**REQUIREMENTS**.
Lines containing the word "프린터의" should be extracted in full.

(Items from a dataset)
::::

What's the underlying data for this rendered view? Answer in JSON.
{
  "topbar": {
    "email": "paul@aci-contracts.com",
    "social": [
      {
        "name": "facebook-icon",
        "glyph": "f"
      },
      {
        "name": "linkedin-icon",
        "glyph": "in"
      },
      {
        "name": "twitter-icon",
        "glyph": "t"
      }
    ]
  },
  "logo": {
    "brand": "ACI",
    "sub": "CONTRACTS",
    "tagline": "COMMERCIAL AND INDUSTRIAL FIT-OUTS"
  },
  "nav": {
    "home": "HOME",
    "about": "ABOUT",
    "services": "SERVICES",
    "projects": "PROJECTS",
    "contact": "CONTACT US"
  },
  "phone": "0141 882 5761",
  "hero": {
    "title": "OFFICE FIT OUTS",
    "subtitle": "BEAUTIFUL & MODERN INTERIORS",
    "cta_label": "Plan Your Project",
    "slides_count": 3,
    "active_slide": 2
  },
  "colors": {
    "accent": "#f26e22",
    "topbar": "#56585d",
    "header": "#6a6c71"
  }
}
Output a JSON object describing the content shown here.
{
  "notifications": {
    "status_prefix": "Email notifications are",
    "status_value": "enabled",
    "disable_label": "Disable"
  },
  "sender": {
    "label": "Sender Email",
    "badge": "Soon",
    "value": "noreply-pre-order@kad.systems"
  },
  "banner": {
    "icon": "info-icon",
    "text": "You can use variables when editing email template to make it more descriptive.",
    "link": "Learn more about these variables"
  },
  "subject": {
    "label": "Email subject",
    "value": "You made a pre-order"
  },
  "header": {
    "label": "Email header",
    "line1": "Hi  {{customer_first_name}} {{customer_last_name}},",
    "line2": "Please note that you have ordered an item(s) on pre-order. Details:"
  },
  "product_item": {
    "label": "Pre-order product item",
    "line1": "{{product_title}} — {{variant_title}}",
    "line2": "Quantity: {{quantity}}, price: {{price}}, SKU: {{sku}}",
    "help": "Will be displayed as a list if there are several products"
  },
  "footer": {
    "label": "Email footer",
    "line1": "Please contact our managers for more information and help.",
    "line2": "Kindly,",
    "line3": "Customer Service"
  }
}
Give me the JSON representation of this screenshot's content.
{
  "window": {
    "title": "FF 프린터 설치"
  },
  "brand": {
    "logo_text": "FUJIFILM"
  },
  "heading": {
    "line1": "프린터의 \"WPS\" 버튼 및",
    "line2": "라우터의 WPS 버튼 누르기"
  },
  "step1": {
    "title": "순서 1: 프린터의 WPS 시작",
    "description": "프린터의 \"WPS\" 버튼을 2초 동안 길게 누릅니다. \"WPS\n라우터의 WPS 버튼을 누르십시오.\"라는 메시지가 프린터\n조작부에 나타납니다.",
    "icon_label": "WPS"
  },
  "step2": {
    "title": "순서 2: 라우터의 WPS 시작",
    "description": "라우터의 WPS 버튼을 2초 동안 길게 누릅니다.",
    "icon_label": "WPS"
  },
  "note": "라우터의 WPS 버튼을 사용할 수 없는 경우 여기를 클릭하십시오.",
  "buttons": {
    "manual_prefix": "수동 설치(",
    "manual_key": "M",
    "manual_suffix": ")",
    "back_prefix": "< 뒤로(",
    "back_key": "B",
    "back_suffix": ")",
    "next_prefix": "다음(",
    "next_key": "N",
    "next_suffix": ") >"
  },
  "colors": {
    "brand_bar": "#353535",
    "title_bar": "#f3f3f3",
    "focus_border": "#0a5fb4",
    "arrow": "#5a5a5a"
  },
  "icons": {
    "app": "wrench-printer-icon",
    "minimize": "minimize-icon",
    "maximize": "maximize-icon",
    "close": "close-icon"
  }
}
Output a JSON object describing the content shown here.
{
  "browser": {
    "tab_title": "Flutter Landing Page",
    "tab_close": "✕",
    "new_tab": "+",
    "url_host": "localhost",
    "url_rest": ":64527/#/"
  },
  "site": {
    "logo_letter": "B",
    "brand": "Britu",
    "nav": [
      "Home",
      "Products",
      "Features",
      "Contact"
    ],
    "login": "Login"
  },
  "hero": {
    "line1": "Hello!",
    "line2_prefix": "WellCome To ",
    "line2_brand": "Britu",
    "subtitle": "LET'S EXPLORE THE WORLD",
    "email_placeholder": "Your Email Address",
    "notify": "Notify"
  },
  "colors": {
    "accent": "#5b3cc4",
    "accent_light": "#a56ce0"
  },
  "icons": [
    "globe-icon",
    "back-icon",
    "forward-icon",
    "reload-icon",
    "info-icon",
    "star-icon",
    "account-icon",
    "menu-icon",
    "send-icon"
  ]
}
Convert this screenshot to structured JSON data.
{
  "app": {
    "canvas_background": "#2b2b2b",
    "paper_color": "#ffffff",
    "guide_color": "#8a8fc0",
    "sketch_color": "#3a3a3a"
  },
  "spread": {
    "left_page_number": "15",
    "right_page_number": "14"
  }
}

::::

**FINAL RESULT**.
    "line1": "프린터의 \"WPS\" 버튼 및",
    "title": "순서 1: 프린터의 WPS 시작",
    "description": "프린터의 \"WPS\" 버튼을 2초 동안 길게 누릅니다. \"WPS\n라우터의 WPS 버튼을 누르십시오.\"라는 메시지가 프린터\n조작부에 나타납니다.",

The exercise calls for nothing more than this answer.